[[ Extract open ]]

The contextvars.run function is slightly more complex than copy_context because it must enter the context, run the callable, and restore the previous context even if the callable raises. The C implementation delegates to PyContext_Enter and PyContext_Exit from Python/context.c.

// CPython: Modules/_contextvarsmodule.c:71 contextvars_run_impl
static PyObject *
contextvars_run_impl(PyObject *self, PyObject *ctx, PyObject *func,
PyObject *args, PyObject *kwargs)
{
if (PyContext_Enter(ctx) == -1)
return NULL;

PyObject *result = PyObject_Call(func, args, kwargs);

if (PyContext_Exit(ctx) == -1) {
Py_XDECREF(result);
return NULL;
}
return result;
}

The PyContext_Enter / PyContext_Exit pair in Python/context.c swaps the per-thread ts->context pointer atomically under the GIL, so the running callable and everything it calls see the snapshot's variable bindings.

[[ Extract closed ]]
[[ Recorded information open ]]

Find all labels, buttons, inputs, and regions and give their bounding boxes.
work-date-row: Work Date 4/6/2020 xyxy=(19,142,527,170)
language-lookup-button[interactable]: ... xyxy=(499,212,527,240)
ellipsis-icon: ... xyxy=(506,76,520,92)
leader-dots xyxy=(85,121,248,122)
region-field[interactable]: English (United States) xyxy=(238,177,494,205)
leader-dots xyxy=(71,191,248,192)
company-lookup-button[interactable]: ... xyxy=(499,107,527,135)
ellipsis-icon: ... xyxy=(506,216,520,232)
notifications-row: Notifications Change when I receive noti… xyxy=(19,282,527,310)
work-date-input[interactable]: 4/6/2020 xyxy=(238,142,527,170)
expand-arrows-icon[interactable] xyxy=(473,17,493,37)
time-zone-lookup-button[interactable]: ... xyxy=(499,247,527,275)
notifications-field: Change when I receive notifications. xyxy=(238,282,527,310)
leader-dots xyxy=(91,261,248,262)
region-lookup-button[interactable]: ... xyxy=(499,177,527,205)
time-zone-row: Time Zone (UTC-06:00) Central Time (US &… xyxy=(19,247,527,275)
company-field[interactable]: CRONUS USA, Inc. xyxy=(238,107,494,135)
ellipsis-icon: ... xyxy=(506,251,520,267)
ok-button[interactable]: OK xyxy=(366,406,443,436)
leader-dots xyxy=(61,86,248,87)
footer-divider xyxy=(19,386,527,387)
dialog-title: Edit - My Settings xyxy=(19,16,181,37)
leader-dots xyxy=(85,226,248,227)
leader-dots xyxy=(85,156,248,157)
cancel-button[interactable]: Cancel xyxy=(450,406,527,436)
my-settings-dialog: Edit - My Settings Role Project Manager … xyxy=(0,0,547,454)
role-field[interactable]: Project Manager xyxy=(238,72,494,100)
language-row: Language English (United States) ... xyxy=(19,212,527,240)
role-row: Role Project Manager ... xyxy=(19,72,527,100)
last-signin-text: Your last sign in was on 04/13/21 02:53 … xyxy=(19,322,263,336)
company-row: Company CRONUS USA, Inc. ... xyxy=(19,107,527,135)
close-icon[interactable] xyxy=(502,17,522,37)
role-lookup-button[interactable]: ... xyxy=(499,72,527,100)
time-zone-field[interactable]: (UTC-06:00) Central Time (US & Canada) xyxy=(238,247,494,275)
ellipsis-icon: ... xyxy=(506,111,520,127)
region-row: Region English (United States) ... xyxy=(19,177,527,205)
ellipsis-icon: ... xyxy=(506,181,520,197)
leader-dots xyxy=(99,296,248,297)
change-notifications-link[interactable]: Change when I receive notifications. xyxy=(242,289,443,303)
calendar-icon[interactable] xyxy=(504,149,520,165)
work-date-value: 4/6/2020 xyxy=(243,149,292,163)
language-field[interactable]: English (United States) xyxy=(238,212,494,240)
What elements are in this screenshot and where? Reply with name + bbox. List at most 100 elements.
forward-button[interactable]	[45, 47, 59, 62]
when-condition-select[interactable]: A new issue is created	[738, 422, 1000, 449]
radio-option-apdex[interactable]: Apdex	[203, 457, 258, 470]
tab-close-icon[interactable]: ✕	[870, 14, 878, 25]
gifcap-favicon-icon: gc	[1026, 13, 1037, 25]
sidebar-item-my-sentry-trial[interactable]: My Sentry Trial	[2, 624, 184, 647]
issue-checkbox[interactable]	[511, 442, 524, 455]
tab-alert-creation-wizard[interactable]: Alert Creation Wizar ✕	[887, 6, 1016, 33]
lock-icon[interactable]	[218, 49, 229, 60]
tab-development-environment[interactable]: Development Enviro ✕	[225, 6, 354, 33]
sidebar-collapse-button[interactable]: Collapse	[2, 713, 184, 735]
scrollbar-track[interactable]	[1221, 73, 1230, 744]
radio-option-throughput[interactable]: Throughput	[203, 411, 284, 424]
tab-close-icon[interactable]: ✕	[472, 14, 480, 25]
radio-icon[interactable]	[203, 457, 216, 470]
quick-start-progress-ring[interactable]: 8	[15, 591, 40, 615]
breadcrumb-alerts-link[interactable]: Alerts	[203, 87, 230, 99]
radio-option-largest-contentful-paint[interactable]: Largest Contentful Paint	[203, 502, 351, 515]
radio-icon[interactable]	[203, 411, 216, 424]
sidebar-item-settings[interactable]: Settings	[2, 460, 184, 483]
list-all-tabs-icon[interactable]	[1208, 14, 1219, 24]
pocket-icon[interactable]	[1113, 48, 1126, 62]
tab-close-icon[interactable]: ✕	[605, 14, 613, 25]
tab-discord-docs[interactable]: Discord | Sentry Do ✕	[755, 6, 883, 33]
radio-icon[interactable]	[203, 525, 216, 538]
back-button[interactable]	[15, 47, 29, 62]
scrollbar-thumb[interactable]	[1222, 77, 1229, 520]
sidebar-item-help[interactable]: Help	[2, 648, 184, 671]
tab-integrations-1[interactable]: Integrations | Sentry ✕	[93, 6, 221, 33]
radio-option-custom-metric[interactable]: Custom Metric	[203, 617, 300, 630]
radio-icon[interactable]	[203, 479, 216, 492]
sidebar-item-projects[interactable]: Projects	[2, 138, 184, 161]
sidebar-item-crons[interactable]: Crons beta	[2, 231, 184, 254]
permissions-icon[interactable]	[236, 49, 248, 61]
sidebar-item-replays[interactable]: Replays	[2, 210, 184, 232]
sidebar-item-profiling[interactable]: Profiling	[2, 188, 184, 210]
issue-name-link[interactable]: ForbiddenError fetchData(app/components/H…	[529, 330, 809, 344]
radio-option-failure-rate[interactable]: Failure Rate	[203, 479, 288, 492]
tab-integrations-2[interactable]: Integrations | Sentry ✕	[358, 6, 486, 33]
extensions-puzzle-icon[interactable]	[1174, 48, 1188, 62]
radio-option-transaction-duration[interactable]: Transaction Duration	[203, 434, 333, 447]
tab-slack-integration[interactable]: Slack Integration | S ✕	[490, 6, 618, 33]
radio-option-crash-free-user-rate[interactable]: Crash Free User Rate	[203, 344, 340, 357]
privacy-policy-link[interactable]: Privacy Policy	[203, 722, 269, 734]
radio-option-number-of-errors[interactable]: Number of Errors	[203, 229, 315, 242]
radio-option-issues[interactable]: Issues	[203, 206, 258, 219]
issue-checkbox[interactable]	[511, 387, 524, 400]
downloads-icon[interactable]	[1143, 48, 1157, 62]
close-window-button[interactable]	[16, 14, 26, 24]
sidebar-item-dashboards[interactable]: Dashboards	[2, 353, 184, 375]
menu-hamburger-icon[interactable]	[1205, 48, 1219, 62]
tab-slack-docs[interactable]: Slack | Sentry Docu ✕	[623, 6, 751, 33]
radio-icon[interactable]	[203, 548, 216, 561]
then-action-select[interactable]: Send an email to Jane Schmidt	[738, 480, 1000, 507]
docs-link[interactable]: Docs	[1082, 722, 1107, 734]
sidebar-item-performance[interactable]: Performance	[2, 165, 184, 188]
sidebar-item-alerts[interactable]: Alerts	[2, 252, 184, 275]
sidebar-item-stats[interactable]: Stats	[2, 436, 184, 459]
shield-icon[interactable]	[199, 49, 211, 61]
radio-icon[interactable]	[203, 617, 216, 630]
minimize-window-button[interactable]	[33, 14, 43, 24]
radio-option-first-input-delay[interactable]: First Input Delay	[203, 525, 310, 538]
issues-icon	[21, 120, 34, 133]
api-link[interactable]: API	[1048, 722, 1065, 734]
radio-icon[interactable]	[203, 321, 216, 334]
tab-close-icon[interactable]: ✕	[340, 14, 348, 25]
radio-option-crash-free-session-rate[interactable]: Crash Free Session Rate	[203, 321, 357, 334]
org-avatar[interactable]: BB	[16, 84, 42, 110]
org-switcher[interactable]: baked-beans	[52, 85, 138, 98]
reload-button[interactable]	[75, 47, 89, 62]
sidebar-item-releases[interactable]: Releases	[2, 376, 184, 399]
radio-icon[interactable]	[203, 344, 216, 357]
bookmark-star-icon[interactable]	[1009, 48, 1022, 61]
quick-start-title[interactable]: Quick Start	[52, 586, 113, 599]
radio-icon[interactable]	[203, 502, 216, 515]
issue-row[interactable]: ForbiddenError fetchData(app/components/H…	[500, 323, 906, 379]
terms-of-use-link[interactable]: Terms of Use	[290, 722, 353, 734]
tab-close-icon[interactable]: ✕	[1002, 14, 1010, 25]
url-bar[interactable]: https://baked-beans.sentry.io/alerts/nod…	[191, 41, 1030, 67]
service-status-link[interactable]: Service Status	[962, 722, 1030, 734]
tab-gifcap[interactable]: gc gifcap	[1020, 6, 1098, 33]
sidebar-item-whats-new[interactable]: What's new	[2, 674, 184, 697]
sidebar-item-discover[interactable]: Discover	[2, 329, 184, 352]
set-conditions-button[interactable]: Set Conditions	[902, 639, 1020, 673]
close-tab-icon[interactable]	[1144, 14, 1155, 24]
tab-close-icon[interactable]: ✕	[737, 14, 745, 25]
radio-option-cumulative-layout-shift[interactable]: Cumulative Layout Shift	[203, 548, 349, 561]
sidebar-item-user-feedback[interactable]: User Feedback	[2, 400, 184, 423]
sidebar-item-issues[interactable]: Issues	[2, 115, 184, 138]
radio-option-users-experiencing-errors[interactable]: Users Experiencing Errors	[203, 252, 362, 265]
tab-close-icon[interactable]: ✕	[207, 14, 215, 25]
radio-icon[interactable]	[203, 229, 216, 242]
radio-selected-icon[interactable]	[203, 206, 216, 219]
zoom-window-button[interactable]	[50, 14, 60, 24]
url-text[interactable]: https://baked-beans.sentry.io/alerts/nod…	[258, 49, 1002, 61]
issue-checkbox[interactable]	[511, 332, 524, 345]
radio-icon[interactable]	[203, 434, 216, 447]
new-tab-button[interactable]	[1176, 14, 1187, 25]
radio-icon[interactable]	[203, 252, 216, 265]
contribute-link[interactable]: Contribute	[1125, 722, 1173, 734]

[[ Recorded information closed ]]

# Task objective
Copy the section of the contextvars.run passage that begins with the words containing "The contextvars.run function" and ends with "PyContext_Exit from Python/context.c.", putting "target function" in place of "callable" throughout.

# Answer section
The contextvars.run function is slightly more complex than copy_context because it must enter the context, run the target function, and restore the previous context even if the target function raises. The C implementation delegates to PyContext_Enter and PyContext_Exit from Python/context.c.